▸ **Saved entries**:
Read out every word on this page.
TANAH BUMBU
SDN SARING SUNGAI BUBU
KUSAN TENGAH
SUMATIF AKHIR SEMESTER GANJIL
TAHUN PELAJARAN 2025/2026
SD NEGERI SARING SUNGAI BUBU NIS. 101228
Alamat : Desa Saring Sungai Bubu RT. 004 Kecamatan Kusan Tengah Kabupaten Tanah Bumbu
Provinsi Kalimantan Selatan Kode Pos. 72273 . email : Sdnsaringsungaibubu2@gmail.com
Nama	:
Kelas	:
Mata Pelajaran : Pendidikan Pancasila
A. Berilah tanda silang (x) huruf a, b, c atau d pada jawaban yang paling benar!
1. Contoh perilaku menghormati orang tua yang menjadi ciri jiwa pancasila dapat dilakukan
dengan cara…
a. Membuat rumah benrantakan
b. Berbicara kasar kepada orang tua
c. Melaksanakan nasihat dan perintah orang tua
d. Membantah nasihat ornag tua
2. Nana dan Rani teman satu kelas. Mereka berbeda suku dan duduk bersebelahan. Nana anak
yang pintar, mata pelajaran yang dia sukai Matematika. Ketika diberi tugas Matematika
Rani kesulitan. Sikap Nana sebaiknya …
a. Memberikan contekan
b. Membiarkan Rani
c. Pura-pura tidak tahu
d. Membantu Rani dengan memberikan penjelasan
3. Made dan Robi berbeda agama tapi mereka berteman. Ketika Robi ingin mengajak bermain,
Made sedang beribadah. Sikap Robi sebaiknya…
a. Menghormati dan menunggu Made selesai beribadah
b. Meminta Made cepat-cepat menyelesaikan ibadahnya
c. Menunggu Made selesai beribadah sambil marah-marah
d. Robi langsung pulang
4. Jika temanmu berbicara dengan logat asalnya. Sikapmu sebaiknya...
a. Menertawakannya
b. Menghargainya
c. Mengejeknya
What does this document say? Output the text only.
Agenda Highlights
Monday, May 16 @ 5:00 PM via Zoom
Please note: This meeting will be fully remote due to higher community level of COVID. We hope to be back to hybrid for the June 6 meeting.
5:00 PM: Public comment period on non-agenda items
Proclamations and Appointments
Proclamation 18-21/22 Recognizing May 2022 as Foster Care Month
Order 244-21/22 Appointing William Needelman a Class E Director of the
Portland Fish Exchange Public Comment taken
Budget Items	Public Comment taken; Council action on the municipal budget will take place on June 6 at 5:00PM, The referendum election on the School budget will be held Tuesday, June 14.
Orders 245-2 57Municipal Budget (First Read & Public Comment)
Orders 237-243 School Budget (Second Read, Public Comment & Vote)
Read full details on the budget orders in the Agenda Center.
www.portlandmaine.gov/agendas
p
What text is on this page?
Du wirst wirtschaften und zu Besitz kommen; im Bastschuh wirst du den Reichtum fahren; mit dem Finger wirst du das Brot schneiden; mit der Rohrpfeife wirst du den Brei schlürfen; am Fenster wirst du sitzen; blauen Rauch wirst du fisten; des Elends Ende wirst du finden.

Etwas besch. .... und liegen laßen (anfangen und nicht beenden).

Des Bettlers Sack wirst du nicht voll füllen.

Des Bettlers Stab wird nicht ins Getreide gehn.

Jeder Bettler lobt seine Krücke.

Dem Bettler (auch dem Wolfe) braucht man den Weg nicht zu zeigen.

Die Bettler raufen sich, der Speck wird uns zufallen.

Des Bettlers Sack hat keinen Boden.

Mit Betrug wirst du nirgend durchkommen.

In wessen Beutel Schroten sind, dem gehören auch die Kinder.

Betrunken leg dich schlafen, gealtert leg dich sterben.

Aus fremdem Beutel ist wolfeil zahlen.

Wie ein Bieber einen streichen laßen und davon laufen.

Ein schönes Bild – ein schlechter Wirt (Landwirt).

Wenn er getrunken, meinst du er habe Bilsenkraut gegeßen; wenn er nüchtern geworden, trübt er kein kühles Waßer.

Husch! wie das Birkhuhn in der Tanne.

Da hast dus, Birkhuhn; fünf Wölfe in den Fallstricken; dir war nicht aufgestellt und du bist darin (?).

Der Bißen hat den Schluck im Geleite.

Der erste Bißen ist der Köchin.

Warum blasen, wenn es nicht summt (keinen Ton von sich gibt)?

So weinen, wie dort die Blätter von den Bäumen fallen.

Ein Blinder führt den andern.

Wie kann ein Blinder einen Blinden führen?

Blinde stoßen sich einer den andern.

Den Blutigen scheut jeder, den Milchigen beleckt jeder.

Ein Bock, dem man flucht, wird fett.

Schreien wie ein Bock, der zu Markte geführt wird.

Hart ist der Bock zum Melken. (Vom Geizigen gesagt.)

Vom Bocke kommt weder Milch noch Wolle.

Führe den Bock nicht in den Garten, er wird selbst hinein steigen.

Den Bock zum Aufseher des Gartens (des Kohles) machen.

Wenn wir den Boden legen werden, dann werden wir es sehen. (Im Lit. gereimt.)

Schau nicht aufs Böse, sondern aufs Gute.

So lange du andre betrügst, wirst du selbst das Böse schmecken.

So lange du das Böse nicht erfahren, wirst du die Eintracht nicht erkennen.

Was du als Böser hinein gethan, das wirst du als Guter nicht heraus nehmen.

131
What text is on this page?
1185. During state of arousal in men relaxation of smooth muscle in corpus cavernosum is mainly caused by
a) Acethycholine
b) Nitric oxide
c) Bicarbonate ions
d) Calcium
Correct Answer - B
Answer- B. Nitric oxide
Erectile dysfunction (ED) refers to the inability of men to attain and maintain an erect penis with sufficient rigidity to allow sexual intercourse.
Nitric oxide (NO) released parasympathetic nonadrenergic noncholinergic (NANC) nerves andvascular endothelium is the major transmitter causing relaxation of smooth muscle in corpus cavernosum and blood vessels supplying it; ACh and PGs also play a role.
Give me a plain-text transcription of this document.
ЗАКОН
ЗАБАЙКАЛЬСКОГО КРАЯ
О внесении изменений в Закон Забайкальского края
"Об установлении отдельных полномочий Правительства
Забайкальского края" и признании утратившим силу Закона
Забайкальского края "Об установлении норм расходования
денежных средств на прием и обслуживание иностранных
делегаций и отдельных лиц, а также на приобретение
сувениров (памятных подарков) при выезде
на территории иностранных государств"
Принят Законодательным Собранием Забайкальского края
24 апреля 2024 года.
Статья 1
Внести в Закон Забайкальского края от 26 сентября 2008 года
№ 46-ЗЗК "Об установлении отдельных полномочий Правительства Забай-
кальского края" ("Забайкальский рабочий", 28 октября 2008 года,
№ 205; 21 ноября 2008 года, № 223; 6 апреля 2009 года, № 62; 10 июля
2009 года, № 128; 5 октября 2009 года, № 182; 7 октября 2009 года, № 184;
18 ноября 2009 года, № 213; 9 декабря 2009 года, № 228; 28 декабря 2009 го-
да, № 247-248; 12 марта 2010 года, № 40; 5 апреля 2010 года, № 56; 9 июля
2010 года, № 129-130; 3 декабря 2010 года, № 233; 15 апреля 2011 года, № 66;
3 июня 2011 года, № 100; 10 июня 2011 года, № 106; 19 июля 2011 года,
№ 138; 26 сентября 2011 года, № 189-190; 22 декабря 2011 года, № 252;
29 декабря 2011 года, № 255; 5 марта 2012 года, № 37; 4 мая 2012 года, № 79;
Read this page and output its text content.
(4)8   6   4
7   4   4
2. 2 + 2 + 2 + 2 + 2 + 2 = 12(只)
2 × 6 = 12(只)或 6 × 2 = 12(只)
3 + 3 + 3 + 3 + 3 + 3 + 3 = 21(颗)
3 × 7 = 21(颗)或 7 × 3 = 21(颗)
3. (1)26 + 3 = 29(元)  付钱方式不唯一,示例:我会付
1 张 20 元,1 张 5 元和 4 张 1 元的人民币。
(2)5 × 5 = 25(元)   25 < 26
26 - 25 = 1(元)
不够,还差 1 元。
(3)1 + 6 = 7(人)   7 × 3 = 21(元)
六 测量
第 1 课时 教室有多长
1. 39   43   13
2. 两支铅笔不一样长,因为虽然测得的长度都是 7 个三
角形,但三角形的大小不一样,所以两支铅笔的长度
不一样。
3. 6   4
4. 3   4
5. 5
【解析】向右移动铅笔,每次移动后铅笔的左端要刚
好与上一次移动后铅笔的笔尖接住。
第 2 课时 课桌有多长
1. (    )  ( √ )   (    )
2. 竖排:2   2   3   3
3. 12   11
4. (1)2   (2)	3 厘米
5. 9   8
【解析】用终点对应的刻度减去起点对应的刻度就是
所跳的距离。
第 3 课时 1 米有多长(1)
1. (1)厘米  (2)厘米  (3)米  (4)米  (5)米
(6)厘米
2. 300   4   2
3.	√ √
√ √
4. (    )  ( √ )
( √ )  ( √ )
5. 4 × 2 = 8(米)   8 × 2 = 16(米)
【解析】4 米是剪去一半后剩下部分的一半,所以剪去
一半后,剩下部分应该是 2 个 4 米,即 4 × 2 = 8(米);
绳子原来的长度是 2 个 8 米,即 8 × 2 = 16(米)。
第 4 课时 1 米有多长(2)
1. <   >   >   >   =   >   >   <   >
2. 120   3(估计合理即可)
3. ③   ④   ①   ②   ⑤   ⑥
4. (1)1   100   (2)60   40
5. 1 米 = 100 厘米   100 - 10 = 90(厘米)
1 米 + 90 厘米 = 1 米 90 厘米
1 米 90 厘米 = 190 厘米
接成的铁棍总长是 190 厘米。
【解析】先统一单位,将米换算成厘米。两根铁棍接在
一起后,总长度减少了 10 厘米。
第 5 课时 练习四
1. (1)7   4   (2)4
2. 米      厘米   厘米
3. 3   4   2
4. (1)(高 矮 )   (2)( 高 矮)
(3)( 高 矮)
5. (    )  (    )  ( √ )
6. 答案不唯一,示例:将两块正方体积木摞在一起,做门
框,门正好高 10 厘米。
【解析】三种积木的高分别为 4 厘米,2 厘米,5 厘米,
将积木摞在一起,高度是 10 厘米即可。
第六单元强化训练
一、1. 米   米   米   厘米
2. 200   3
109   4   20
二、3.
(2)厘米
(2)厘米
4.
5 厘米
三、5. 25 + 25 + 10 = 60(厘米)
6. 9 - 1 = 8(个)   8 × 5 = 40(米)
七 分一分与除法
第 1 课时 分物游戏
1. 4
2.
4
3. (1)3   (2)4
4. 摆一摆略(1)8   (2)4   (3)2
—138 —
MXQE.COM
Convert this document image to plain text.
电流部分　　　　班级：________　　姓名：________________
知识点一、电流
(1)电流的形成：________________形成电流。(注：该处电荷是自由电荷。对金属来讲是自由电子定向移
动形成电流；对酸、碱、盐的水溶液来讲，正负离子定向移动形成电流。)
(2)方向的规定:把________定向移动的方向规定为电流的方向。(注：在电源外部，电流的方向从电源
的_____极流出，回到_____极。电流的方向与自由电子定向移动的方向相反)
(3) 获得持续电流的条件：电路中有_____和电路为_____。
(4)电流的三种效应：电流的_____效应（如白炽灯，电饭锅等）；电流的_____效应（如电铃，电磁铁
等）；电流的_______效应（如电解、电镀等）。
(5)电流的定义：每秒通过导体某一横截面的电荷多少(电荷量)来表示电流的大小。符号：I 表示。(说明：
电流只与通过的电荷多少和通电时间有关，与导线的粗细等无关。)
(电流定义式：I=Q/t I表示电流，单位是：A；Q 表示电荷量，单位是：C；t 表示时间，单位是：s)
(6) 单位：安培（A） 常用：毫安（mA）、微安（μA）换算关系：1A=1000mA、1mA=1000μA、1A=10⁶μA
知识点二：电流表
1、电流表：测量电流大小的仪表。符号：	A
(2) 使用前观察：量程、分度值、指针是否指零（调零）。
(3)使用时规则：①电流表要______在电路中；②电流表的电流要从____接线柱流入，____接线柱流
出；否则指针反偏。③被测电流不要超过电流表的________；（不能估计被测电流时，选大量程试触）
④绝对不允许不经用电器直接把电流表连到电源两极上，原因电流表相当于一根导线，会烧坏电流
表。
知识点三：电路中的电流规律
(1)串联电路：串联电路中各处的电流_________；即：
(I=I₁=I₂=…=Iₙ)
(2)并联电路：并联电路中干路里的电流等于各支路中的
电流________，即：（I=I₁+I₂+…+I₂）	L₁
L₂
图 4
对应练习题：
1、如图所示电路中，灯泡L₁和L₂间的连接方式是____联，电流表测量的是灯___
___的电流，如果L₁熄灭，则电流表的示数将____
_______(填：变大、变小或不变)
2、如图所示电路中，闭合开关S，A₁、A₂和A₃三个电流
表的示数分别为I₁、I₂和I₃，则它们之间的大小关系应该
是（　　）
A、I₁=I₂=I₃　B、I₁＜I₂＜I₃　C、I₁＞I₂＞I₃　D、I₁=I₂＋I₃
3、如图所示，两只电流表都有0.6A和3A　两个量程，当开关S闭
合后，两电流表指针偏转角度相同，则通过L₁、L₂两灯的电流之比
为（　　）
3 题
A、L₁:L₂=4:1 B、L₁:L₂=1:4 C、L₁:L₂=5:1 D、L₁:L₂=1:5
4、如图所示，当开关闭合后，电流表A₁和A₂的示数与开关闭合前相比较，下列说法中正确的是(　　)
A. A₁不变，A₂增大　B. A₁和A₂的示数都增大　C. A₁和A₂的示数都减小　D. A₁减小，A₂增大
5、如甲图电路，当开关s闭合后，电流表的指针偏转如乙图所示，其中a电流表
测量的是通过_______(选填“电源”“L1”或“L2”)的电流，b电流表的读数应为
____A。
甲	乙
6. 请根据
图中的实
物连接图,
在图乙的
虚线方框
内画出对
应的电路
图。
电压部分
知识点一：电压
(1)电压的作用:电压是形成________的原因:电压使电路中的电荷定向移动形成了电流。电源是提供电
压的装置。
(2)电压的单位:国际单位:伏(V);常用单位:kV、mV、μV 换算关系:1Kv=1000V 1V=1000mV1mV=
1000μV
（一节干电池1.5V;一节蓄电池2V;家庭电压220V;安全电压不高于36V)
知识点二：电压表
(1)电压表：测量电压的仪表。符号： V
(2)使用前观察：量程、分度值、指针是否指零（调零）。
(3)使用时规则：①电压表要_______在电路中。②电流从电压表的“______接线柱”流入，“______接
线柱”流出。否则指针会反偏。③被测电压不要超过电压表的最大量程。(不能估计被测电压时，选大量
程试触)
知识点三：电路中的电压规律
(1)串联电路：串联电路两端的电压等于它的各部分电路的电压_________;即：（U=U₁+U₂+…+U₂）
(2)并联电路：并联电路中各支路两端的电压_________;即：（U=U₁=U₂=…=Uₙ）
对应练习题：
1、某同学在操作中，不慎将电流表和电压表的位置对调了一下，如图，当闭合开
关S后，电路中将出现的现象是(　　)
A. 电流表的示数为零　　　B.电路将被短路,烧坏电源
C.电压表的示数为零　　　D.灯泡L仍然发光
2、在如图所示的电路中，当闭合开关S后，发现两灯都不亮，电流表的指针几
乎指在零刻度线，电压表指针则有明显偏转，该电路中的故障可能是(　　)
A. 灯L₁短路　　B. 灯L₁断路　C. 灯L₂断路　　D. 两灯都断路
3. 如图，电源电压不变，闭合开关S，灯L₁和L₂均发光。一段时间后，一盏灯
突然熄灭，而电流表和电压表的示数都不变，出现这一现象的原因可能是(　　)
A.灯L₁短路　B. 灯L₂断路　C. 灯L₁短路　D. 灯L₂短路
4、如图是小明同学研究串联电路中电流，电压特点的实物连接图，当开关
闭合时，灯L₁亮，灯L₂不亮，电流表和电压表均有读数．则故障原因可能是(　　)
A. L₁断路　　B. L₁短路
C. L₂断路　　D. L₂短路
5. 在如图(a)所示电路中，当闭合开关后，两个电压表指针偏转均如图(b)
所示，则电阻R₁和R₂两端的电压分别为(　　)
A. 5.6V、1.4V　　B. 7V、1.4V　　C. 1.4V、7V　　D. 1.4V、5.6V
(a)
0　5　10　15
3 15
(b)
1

▸ **Direction**: Select and copy each line from the data that includes the word "Sack".

▸ **Exercise answer**:
Des Bettlers Sack wirst du nicht voll füllen.
Des Bettlers Sack hat keinen Boden.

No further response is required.